▶ **Exercise requirements**:
Reproduce the listing below exactly. Pictures do not belong in the copy.

▶ **Records supplied**:
»»

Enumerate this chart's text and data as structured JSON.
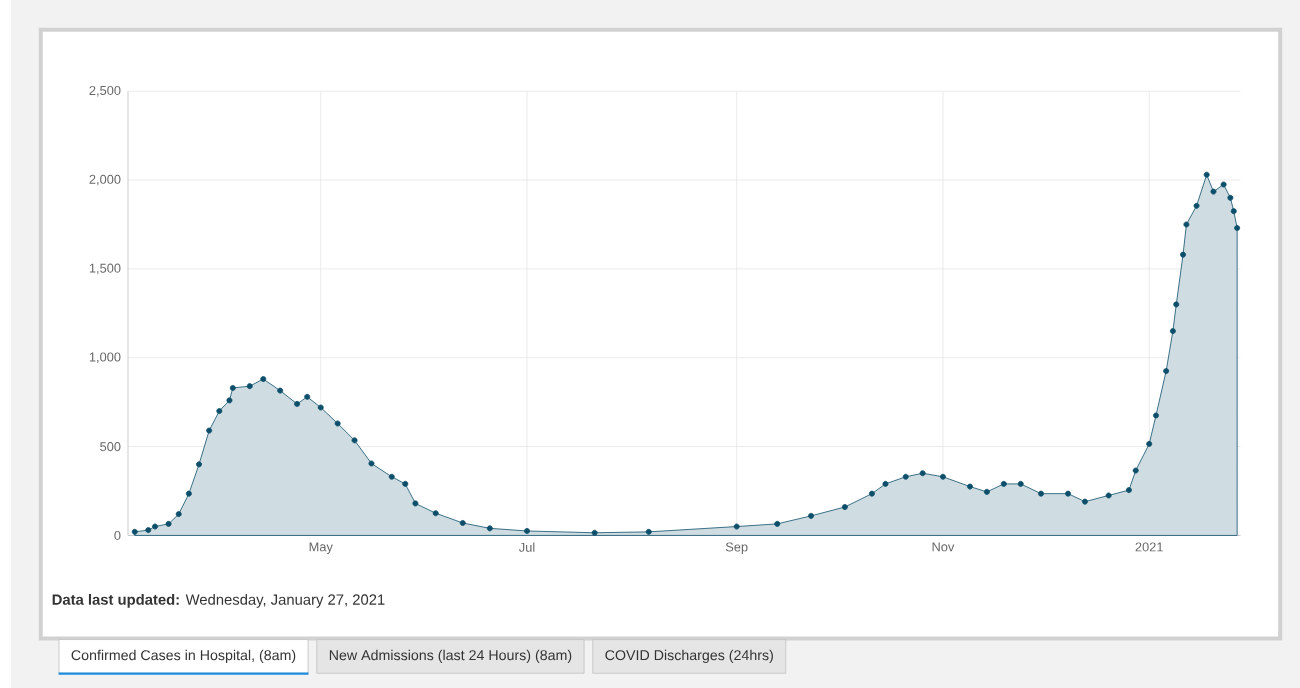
{
  "chart_data": {
    "type": "area",
    "color": "#0d4f6b",
    "marker": "circle",
    "grid": true,
    "x": [
      "2020-03-07",
      "2020-03-11",
      "2020-03-13",
      "2020-03-17",
      "2020-03-20",
      "2020-03-23",
      "2020-03-26",
      "2020-03-29",
      "2020-04-01",
      "2020-04-04",
      "2020-04-05",
      "2020-04-10",
      "2020-04-14",
      "2020-04-19",
      "2020-04-24",
      "2020-04-27",
      "2020-05-01",
      "2020-05-06",
      "2020-05-11",
      "2020-05-16",
      "2020-05-22",
      "2020-05-26",
      "2020-05-29",
      "2020-06-04",
      "2020-06-12",
      "2020-06-20",
      "2020-07-01",
      "2020-07-21",
      "2020-08-06",
      "2020-09-01",
      "2020-09-13",
      "2020-09-23",
      "2020-10-03",
      "2020-10-11",
      "2020-10-15",
      "2020-10-21",
      "2020-10-26",
      "2020-11-01",
      "2020-11-09",
      "2020-11-14",
      "2020-11-19",
      "2020-11-24",
      "2020-11-30",
      "2020-12-08",
      "2020-12-13",
      "2020-12-20",
      "2020-12-26",
      "2020-12-28",
      "2021-01-01",
      "2021-01-03",
      "2021-01-06",
      "2021-01-08",
      "2021-01-09",
      "2021-01-11",
      "2021-01-12",
      "2021-01-15",
      "2021-01-18",
      "2021-01-20",
      "2021-01-23",
      "2021-01-25",
      "2021-01-26",
      "2021-01-27"
    ],
    "values": [
      20,
      30,
      50,
      65,
      120,
      235,
      400,
      590,
      700,
      760,
      830,
      840,
      880,
      815,
      740,
      780,
      720,
      630,
      535,
      405,
      330,
      290,
      180,
      125,
      70,
      40,
      25,
      15,
      20,
      50,
      65,
      110,
      160,
      235,
      290,
      330,
      350,
      330,
      275,
      245,
      290,
      290,
      235,
      235,
      190,
      225,
      255,
      365,
      515,
      675,
      925,
      1150,
      1300,
      1580,
      1750,
      1855,
      2030,
      1935,
      1975,
      1900,
      1825,
      1730
    ],
    "xlim": [
      "2020-03-05",
      "2021-01-28"
    ],
    "xticks": [
      {
        "value": "2020-05-01",
        "label": "May"
      },
      {
        "value": "2020-07-01",
        "label": "Jul"
      },
      {
        "value": "2020-09-01",
        "label": "Sep"
      },
      {
        "value": "2020-11-01",
        "label": "Nov"
      },
      {
        "value": "2021-01-01",
        "label": "2021"
      }
    ],
    "ylim": [
      0,
      2500
    ],
    "yticks": [
      0,
      500,
      {
        "value": 1000,
        "label": "1,000"
      },
      {
        "value": 1500,
        "label": "1,500"
      },
      {
        "value": 2000,
        "label": "2,000"
      },
      {
        "value": 2500,
        "label": "2,500"
      }
    ],
    "annotations": [
      "**Data last updated:** Wednesday, January 27, 2021",
      "Confirmed Cases in Hospital, (8am)",
      "New Admissions (last 24 Hours) (8am)",
      "COVID Discharges (24hrs)"
    ]
  }
}
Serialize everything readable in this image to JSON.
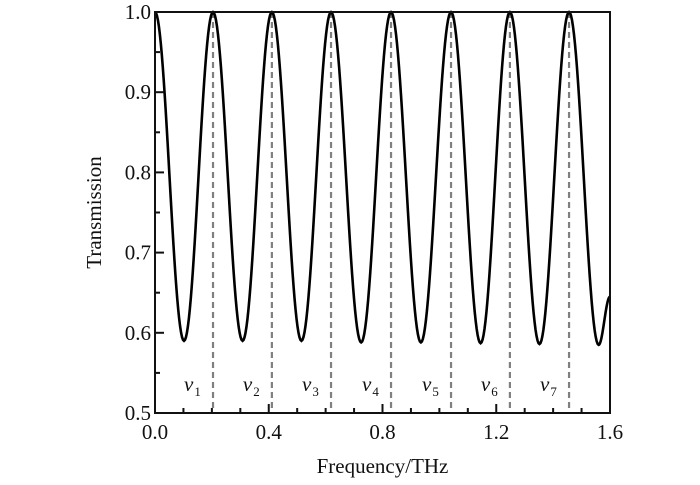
{
  "chart_data": {
    "type": "line",
    "title": "",
    "xlabel": "Frequency/THz",
    "ylabel": "Transmission",
    "xlim": [
      0.0,
      1.6
    ],
    "ylim": [
      0.5,
      1.0
    ],
    "x_ticks": [
      "0.0",
      "0.4",
      "0.8",
      "1.2",
      "1.6"
    ],
    "y_ticks": [
      "0.5",
      "0.6",
      "0.7",
      "0.8",
      "0.9",
      "1.0"
    ],
    "grid": false,
    "series": [
      {
        "color": "#000000",
        "extrema": [
          [
            0.0,
            1.0
          ],
          [
            0.102,
            0.59
          ],
          [
            0.204,
            1.0
          ],
          [
            0.308,
            0.59
          ],
          [
            0.411,
            1.0
          ],
          [
            0.515,
            0.59
          ],
          [
            0.619,
            1.0
          ],
          [
            0.725,
            0.588
          ],
          [
            0.83,
            1.0
          ],
          [
            0.935,
            0.588
          ],
          [
            1.041,
            1.0
          ],
          [
            1.145,
            0.587
          ],
          [
            1.248,
            1.0
          ],
          [
            1.352,
            0.586
          ],
          [
            1.456,
            1.0
          ],
          [
            1.56,
            0.585
          ],
          [
            1.6,
            0.645
          ]
        ]
      }
    ],
    "markers": [
      {
        "symbol": "v",
        "sub": "1",
        "x": 0.204
      },
      {
        "symbol": "v",
        "sub": "2",
        "x": 0.411
      },
      {
        "symbol": "v",
        "sub": "3",
        "x": 0.619
      },
      {
        "symbol": "v",
        "sub": "4",
        "x": 0.83
      },
      {
        "symbol": "v",
        "sub": "5",
        "x": 1.041
      },
      {
        "symbol": "v",
        "sub": "6",
        "x": 1.248
      },
      {
        "symbol": "v",
        "sub": "7",
        "x": 1.456
      }
    ],
    "marker_line_color": "#808080"
  }
}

««

▶ **Result for this task**:
Enumerate this chart's text and data as structured JSON.
{
  "chart_data": {
    "type": "area",
    "color": "#0d4f6b",
    "marker": "circle",
    "grid": true,
    "x": [
      "2020-03-07",
      "2020-03-11",
      "2020-03-13",
      "2020-03-17",
      "2020-03-20",
      "2020-03-23",
      "2020-03-26",
      "2020-03-29",
      "2020-04-01",
      "2020-04-04",
      "2020-04-05",
      "2020-04-10",
      "2020-04-14",
      "2020-04-19",
      "2020-04-24",
      "2020-04-27",
      "2020-05-01",
      "2020-05-06",
      "2020-05-11",
      "2020-05-16",
      "2020-05-22",
      "2020-05-26",
      "2020-05-29",
      "2020-06-04",
      "2020-06-12",
      "2020-06-20",
      "2020-07-01",
      "2020-07-21",
      "2020-08-06",
      "2020-09-01",
      "2020-09-13",
      "2020-09-23",
      "2020-10-03",
      "2020-10-11",
      "2020-10-15",
      "2020-10-21",
      "2020-10-26",
      "2020-11-01",
      "2020-11-09",
      "2020-11-14",
      "2020-11-19",
      "2020-11-24",
      "2020-11-30",
      "2020-12-08",
      "2020-12-13",
      "2020-12-20",
      "2020-12-26",
      "2020-12-28",
      "2021-01-01",
      "2021-01-03",
      "2021-01-06",
      "2021-01-08",
      "2021-01-09",
      "2021-01-11",
      "2021-01-12",
      "2021-01-15",
      "2021-01-18",
      "2021-01-20",
      "2021-01-23",
      "2021-01-25",
      "2021-01-26",
      "2021-01-27"
    ],
    "values": [
      20,
      30,
      50,
      65,
      120,
      235,
      400,
      590,
      700,
      760,
      830,
      840,
      880,
      815,
      740,
      780,
      720,
      630,
      535,
      405,
      330,
      290,
      180,
      125,
      70,
      40,
      25,
      15,
      20,
      50,
      65,
      110,
      160,
      235,
      290,
      330,
      350,
      330,
      275,
      245,
      290,
      290,
      235,
      235,
      190,
      225,
      255,
      365,
      515,
      675,
      925,
      1150,
      1300,
      1580,
      1750,
      1855,
      2030,
      1935,
      1975,
      1900,
      1825,
      1730
    ],
    "xlim": [
      "2020-03-05",
      "2021-01-28"
    ],
    "xticks": [
      {
        "value": "2020-05-01",
        "label": "May"
      },
      {
        "value": "2020-07-01",
        "label": "Jul"
      },
      {
        "value": "2020-09-01",
        "label": "Sep"
      },
      {
        "value": "2020-11-01",
        "label": "Nov"
      },
      {
        "value": "2021-01-01",
        "label": "2021"
      }
    ],
    "ylim": [
      0,
      2500
    ],
    "yticks": [
      0,
      500,
      {
        "value": 1000,
        "label": "1,000"
      },
      {
        "value": 1500,
        "label": "1,500"
      },
      {
        "value": 2000,
        "label": "2,000"
      },
      {
        "value": 2500,
        "label": "2,500"
      }
    ],
    "annotations": [
      "**Data last updated:** Wednesday, January 27, 2021",
      "Confirmed Cases in Hospital, (8am)",
      "New Admissions (last 24 Hours) (8am)",
      "COVID Discharges (24hrs)"
    ]
  }
}
Serialize everything readable in this image to JSON.
{
  "chart_data": {
    "type": "line",
    "title": "",
    "xlabel": "Frequency/THz",
    "ylabel": "Transmission",
    "xlim": [
      0.0,
      1.6
    ],
    "ylim": [
      0.5,
      1.0
    ],
    "x_ticks": [
      "0.0",
      "0.4",
      "0.8",
      "1.2",
      "1.6"
    ],
    "y_ticks": [
      "0.5",
      "0.6",
      "0.7",
      "0.8",
      "0.9",
      "1.0"
    ],
    "grid": false,
    "series": [
      {
        "color": "#000000",
        "extrema": [
          [
            0.0,
            1.0
          ],
          [
            0.102,
            0.59
          ],
          [
            0.204,
            1.0
          ],
          [
            0.308,
            0.59
          ],
          [
            0.411,
            1.0
          ],
          [
            0.515,
            0.59
          ],
          [
            0.619,
            1.0
          ],
          [
            0.725,
            0.588
          ],
          [
            0.83,
            1.0
          ],
          [
            0.935,
            0.588
          ],
          [
            1.041,
            1.0
          ],
          [
            1.145,
            0.587
          ],
          [
            1.248,
            1.0
          ],
          [
            1.352,
            0.586
          ],
          [
            1.456,
            1.0
          ],
          [
            1.56,
            0.585
          ],
          [
            1.6,
            0.645
          ]
        ]
      }
    ],
    "markers": [
      {
        "symbol": "v",
        "sub": "1",
        "x": 0.204
      },
      {
        "symbol": "v",
        "sub": "2",
        "x": 0.411
      },
      {
        "symbol": "v",
        "sub": "3",
        "x": 0.619
      },
      {
        "symbol": "v",
        "sub": "4",
        "x": 0.83
      },
      {
        "symbol": "v",
        "sub": "5",
        "x": 1.041
      },
      {
        "symbol": "v",
        "sub": "6",
        "x": 1.248
      },
      {
        "symbol": "v",
        "sub": "7",
        "x": 1.456
      }
    ],
    "marker_line_color": "#808080"
  }
}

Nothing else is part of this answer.